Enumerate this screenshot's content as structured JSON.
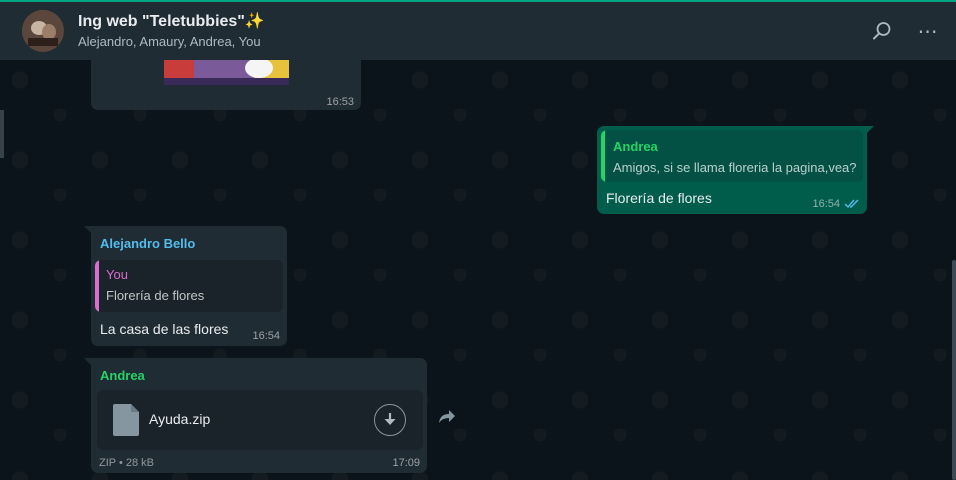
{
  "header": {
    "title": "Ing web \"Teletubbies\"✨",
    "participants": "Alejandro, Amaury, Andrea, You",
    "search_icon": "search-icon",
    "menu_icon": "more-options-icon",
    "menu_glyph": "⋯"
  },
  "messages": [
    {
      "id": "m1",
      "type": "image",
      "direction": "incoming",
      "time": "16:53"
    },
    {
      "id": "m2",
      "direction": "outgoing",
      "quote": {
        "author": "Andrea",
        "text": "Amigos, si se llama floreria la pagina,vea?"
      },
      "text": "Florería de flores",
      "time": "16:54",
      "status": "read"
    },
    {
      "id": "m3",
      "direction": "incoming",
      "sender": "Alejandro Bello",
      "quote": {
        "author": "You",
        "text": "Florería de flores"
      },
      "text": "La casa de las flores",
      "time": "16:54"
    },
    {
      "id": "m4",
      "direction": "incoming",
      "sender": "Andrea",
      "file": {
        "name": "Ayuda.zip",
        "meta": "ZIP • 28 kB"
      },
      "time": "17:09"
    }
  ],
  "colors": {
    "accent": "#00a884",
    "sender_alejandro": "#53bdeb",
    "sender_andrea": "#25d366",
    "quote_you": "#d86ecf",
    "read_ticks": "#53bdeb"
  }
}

....

WORK REQUIRED
Select all lines with the word "Florería" from the entries above.

FINISHED TASK
      "text": "Florería de flores",
        "text": "Florería de flores"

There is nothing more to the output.